Excerpts from a figure dataset
[START]

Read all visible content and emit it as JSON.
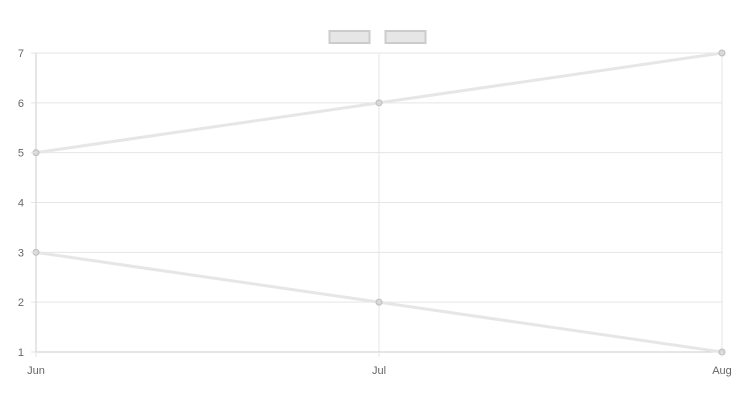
{
  "chart_data": {
    "type": "line",
    "categories": [
      "Jun",
      "Jul",
      "Aug"
    ],
    "series": [
      {
        "values": [
          5,
          6,
          7
        ]
      },
      {
        "values": [
          3,
          2,
          1
        ]
      }
    ],
    "title": "",
    "xlabel": "",
    "ylabel": "",
    "ylim": [
      1,
      7
    ],
    "yticks": [
      "1",
      "2",
      "3",
      "4",
      "5",
      "6",
      "7"
    ],
    "grid": true,
    "legend_position": "top",
    "colors": {
      "series_line": "#e6e6e6",
      "point_fill": "#d8d8d8",
      "point_stroke": "#bdbdbd",
      "legend_box_fill": "#e6e6e6",
      "legend_box_stroke": "#cccccc",
      "grid": "#e5e5e5",
      "axis": "#cccccc",
      "tick_text": "#666666"
    }
  }
}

[END]

§ **Problem description**: The entries above are to be returned exactly, without their pictures.

§ **Answer to this problem**:
Read all visible content and emit it as JSON.
{
  "chart_data": {
    "type": "line",
    "categories": [
      "Jun",
      "Jul",
      "Aug"
    ],
    "series": [
      {
        "values": [
          5,
          6,
          7
        ]
      },
      {
        "values": [
          3,
          2,
          1
        ]
      }
    ],
    "title": "",
    "xlabel": "",
    "ylabel": "",
    "ylim": [
      1,
      7
    ],
    "yticks": [
      "1",
      "2",
      "3",
      "4",
      "5",
      "6",
      "7"
    ],
    "grid": true,
    "legend_position": "top",
    "colors": {
      "series_line": "#e6e6e6",
      "point_fill": "#d8d8d8",
      "point_stroke": "#bdbdbd",
      "legend_box_fill": "#e6e6e6",
      "legend_box_stroke": "#cccccc",
      "grid": "#e5e5e5",
      "axis": "#cccccc",
      "tick_text": "#666666"
    }
  }
}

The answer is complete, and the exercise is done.